- **SUPPLIED RECORDS**:
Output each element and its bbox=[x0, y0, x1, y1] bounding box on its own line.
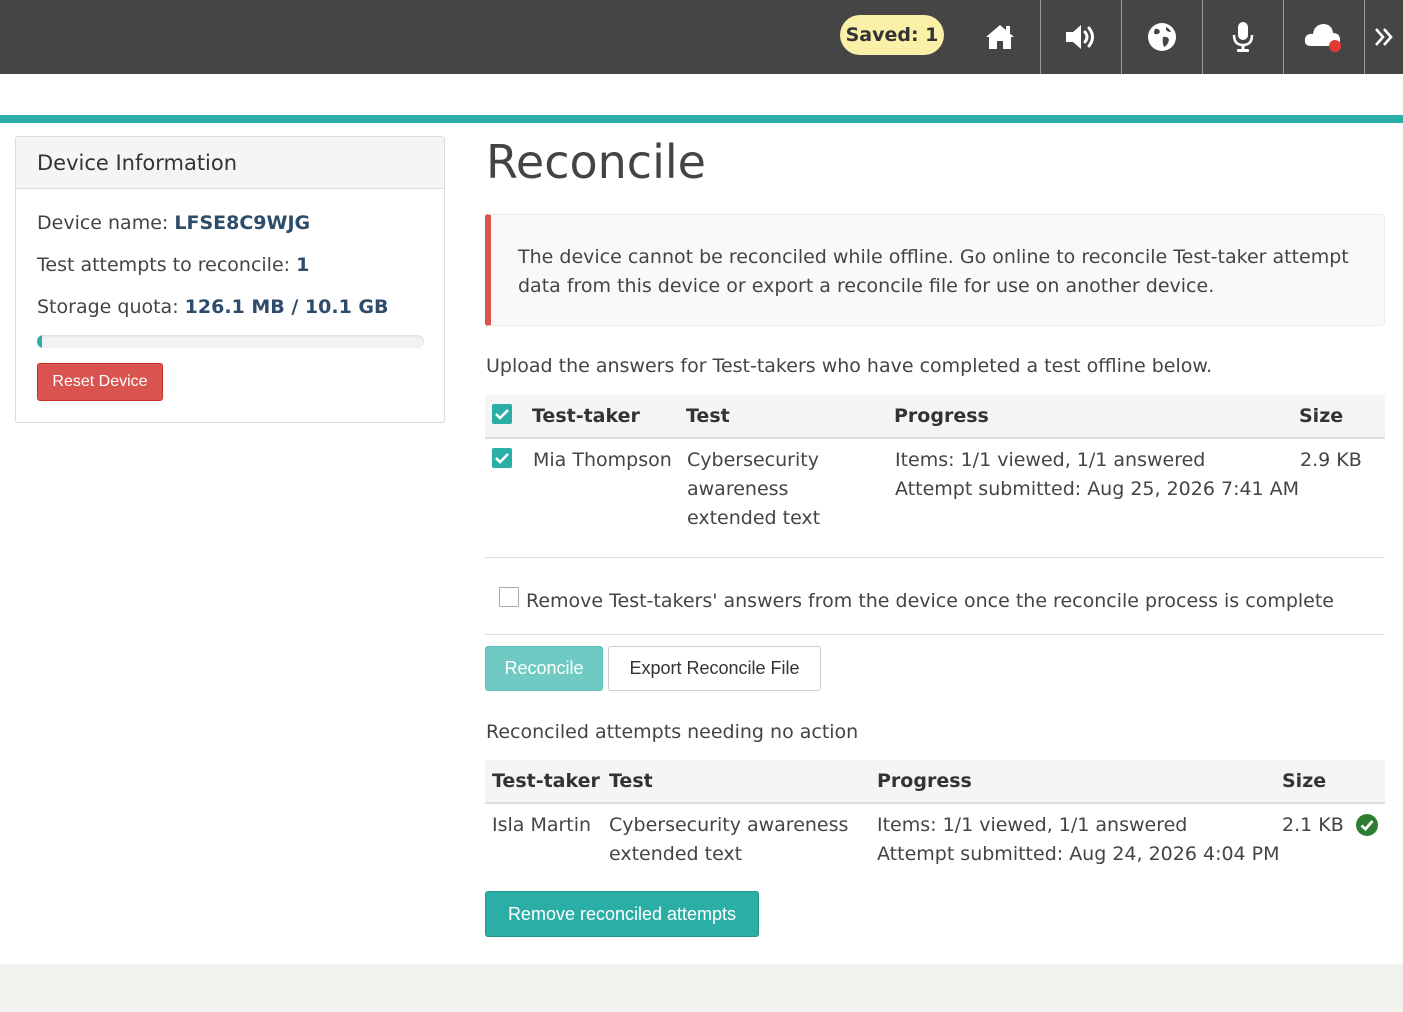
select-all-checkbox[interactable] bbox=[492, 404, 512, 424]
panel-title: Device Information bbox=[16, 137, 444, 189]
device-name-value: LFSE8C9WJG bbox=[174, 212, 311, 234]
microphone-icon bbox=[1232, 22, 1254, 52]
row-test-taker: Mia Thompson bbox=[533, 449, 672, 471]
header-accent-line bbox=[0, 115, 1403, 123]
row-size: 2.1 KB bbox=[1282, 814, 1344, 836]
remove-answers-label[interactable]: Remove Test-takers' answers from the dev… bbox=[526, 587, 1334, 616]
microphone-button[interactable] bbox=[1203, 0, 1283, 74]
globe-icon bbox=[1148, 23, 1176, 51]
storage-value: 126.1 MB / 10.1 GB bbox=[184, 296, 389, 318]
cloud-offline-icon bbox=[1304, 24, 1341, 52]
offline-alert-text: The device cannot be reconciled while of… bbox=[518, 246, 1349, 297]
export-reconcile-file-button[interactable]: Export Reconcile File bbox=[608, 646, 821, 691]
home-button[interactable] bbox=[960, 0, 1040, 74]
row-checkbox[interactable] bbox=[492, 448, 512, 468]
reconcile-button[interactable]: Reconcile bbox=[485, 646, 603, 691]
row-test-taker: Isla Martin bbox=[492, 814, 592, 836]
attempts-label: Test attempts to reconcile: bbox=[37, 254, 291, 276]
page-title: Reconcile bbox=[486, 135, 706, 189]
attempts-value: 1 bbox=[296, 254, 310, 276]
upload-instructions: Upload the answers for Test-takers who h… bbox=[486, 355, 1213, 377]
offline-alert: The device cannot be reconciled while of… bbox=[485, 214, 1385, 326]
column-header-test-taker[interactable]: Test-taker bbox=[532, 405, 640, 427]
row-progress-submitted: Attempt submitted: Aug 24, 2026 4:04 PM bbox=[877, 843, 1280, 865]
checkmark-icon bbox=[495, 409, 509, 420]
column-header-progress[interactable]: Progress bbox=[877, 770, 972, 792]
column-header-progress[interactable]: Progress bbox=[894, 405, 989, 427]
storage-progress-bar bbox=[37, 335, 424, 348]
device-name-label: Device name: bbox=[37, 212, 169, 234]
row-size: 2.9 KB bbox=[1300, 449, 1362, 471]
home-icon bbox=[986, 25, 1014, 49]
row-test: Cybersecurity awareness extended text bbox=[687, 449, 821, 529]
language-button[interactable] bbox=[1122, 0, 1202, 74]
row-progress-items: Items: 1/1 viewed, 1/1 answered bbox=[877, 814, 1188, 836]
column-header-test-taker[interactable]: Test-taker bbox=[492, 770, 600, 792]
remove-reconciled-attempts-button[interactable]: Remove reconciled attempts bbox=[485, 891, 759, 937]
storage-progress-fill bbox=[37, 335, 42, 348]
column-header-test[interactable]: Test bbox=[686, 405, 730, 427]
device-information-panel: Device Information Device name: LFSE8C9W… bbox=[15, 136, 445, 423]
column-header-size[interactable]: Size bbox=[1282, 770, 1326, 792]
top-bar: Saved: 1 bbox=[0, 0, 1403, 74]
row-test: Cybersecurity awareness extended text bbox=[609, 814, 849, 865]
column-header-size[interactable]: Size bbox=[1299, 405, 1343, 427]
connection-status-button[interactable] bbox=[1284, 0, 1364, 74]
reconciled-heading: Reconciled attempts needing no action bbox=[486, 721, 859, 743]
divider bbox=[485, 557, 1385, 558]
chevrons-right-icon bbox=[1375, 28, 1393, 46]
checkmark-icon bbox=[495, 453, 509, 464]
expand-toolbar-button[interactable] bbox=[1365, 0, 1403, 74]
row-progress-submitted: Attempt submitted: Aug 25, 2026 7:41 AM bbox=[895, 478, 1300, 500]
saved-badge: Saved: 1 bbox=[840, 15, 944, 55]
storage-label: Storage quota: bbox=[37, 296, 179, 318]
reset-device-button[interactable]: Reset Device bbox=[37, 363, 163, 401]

- **WHAT TO DO**: Reproduce every line of the records above word for word, omitting any picture lines.

- **TASK ANSWER**:
Output each element and its bbox=[x0, y0, x1, y1] bounding box on its own line.
select-all-checkbox[interactable] bbox=[492, 404, 512, 424]
panel-title: Device Information bbox=[16, 137, 444, 189]
device-name-value: LFSE8C9WJG bbox=[174, 212, 311, 234]
microphone-icon bbox=[1232, 22, 1254, 52]
row-test-taker: Mia Thompson bbox=[533, 449, 672, 471]
header-accent-line bbox=[0, 115, 1403, 123]
row-size: 2.1 KB bbox=[1282, 814, 1344, 836]
remove-answers-label[interactable]: Remove Test-takers' answers from the dev… bbox=[526, 587, 1334, 616]
microphone-button[interactable] bbox=[1203, 0, 1283, 74]
globe-icon bbox=[1148, 23, 1176, 51]
storage-value: 126.1 MB / 10.1 GB bbox=[184, 296, 389, 318]
cloud-offline-icon bbox=[1304, 24, 1341, 52]
offline-alert-text: The device cannot be reconciled while of… bbox=[518, 246, 1349, 297]
export-reconcile-file-button[interactable]: Export Reconcile File bbox=[608, 646, 821, 691]
home-button[interactable] bbox=[960, 0, 1040, 74]
row-checkbox[interactable] bbox=[492, 448, 512, 468]
reconcile-button[interactable]: Reconcile bbox=[485, 646, 603, 691]
row-test-taker: Isla Martin bbox=[492, 814, 592, 836]
attempts-label: Test attempts to reconcile: bbox=[37, 254, 291, 276]
page-title: Reconcile bbox=[486, 135, 706, 189]
attempts-value: 1 bbox=[296, 254, 310, 276]
upload-instructions: Upload the answers for Test-takers who h… bbox=[486, 355, 1213, 377]
offline-alert: The device cannot be reconciled while of… bbox=[485, 214, 1385, 326]
column-header-test-taker[interactable]: Test-taker bbox=[532, 405, 640, 427]
row-progress-submitted: Attempt submitted: Aug 24, 2026 4:04 PM bbox=[877, 843, 1280, 865]
checkmark-icon bbox=[495, 409, 509, 420]
column-header-progress[interactable]: Progress bbox=[877, 770, 972, 792]
column-header-progress[interactable]: Progress bbox=[894, 405, 989, 427]
storage-progress-bar bbox=[37, 335, 424, 348]
device-name-label: Device name: bbox=[37, 212, 169, 234]
row-size: 2.9 KB bbox=[1300, 449, 1362, 471]
home-icon bbox=[986, 25, 1014, 49]
row-test: Cybersecurity awareness extended text bbox=[687, 449, 821, 529]
language-button[interactable] bbox=[1122, 0, 1202, 74]
row-progress-items: Items: 1/1 viewed, 1/1 answered bbox=[877, 814, 1188, 836]
column-header-test-taker[interactable]: Test-taker bbox=[492, 770, 600, 792]
remove-reconciled-attempts-button[interactable]: Remove reconciled attempts bbox=[485, 891, 759, 937]
storage-progress-fill bbox=[37, 335, 42, 348]
column-header-test[interactable]: Test bbox=[686, 405, 730, 427]
device-information-panel: Device Information Device name: LFSE8C9W… bbox=[15, 136, 445, 423]
column-header-size[interactable]: Size bbox=[1282, 770, 1326, 792]
top-bar: Saved: 1 bbox=[0, 0, 1403, 74]
row-test: Cybersecurity awareness extended text bbox=[609, 814, 849, 865]
column-header-size[interactable]: Size bbox=[1299, 405, 1343, 427]
connection-status-button[interactable] bbox=[1284, 0, 1364, 74]
reconciled-heading: Reconciled attempts needing no action bbox=[486, 721, 859, 743]
divider bbox=[485, 557, 1385, 558]
chevrons-right-icon bbox=[1375, 28, 1393, 46]
checkmark-icon bbox=[495, 453, 509, 464]
expand-toolbar-button[interactable] bbox=[1365, 0, 1403, 74]
row-progress-submitted: Attempt submitted: Aug 25, 2026 7:41 AM bbox=[895, 478, 1300, 500]
saved-badge: Saved: 1 bbox=[840, 15, 944, 55]
storage-label: Storage quota: bbox=[37, 296, 179, 318]
reset-device-button[interactable]: Reset Device bbox=[37, 363, 163, 401]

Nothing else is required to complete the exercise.